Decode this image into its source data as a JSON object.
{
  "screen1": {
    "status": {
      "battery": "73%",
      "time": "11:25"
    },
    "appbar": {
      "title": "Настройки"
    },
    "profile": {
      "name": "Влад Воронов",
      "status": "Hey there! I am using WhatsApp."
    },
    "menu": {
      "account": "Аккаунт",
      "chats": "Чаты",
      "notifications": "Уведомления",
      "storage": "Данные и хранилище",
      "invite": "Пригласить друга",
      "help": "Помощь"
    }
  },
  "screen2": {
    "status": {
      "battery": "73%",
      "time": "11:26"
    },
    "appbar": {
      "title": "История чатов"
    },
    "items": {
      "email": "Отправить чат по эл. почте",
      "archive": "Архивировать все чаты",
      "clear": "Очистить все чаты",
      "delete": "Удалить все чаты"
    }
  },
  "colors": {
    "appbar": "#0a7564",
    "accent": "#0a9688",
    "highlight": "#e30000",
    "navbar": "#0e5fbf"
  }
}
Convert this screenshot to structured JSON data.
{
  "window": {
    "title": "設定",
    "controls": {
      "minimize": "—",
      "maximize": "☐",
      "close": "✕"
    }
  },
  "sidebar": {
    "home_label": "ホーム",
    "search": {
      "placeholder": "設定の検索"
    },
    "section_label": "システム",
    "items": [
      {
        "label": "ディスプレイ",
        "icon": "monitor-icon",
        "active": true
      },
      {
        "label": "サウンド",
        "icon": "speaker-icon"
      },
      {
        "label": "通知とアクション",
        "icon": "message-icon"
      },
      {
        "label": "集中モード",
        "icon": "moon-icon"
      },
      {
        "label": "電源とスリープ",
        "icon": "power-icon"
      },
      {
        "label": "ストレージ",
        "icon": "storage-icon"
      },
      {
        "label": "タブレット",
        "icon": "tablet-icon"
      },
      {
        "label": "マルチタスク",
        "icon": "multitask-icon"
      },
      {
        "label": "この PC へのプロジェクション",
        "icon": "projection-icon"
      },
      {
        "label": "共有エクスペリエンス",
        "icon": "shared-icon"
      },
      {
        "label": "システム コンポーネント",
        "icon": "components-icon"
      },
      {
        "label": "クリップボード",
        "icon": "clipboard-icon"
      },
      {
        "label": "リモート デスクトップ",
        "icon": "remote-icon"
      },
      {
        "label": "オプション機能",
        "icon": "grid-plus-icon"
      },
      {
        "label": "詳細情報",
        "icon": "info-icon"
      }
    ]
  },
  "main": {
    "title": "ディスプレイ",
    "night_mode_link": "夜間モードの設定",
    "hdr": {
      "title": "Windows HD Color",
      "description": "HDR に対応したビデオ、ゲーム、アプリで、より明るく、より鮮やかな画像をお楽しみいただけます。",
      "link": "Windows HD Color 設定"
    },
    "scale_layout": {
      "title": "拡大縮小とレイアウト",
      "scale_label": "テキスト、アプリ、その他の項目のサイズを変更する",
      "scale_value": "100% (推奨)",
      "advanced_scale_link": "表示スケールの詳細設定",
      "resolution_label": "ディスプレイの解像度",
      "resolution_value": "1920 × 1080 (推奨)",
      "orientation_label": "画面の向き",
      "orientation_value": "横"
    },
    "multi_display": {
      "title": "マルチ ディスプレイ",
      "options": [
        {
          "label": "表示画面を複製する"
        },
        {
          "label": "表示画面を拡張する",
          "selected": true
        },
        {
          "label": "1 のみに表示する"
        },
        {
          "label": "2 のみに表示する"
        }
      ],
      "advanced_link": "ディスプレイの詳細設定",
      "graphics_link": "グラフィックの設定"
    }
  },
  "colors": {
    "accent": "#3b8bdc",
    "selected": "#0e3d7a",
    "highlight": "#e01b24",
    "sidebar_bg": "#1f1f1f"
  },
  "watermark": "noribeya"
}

-*-

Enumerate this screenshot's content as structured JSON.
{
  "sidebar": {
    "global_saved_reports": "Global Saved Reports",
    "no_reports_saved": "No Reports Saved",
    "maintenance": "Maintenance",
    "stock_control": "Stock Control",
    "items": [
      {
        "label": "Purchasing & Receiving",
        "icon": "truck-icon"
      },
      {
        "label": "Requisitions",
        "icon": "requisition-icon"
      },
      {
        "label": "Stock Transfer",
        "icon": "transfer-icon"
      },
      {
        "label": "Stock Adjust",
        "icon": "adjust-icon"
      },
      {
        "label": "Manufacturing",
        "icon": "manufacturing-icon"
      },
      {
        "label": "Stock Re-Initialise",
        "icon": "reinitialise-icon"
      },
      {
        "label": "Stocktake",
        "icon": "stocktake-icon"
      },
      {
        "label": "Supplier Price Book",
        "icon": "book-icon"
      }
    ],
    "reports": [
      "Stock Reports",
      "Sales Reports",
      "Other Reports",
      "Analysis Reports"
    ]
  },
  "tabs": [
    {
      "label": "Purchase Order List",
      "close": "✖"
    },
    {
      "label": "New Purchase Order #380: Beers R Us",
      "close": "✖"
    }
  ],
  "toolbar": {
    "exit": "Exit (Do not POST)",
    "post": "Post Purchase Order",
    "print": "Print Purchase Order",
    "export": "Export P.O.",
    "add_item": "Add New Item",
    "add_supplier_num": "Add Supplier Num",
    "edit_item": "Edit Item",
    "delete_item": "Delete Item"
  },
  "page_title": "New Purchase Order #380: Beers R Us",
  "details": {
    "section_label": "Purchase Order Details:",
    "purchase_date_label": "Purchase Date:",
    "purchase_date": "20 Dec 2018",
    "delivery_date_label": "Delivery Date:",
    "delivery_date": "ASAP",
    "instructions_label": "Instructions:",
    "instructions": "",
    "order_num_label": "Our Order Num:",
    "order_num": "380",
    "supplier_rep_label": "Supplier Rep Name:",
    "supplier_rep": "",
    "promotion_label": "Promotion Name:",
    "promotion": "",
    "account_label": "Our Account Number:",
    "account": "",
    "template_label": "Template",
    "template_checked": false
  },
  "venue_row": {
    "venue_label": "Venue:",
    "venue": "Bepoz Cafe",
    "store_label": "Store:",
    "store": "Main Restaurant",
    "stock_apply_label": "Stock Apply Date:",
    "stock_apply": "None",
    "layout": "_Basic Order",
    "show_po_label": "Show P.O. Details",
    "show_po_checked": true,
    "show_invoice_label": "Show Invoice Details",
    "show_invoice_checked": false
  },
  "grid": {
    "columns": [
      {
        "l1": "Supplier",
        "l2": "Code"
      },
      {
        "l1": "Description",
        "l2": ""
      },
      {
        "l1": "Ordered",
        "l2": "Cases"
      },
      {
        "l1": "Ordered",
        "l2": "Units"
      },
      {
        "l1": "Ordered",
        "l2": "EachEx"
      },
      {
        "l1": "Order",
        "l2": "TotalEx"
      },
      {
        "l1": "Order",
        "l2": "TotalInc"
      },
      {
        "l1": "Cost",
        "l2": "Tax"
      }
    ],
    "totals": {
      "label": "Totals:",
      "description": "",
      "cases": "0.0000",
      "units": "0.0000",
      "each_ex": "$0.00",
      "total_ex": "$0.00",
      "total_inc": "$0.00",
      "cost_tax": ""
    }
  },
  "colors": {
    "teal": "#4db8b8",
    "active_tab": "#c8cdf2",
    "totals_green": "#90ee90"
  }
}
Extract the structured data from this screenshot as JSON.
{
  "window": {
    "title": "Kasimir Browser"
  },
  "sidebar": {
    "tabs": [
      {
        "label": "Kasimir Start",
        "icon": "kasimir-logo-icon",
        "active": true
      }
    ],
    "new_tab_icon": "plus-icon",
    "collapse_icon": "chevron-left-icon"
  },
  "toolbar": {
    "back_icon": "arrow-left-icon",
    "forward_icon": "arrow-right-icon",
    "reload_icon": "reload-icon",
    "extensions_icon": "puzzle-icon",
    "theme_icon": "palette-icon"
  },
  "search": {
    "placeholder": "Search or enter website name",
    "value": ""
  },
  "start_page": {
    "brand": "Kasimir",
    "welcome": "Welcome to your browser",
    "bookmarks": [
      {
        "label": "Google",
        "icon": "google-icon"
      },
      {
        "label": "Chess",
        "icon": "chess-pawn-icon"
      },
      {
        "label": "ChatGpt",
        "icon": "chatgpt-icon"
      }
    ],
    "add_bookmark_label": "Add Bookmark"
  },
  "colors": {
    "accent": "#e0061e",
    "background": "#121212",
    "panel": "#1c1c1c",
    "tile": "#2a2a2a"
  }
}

-*-

— WHAT TO DO —
In the entries above, find each line with the string "システム" and copy it.

— SOLUTION FOR THIS TASK —
    "section_label": "システム",
        "label": "システム コンポーネント",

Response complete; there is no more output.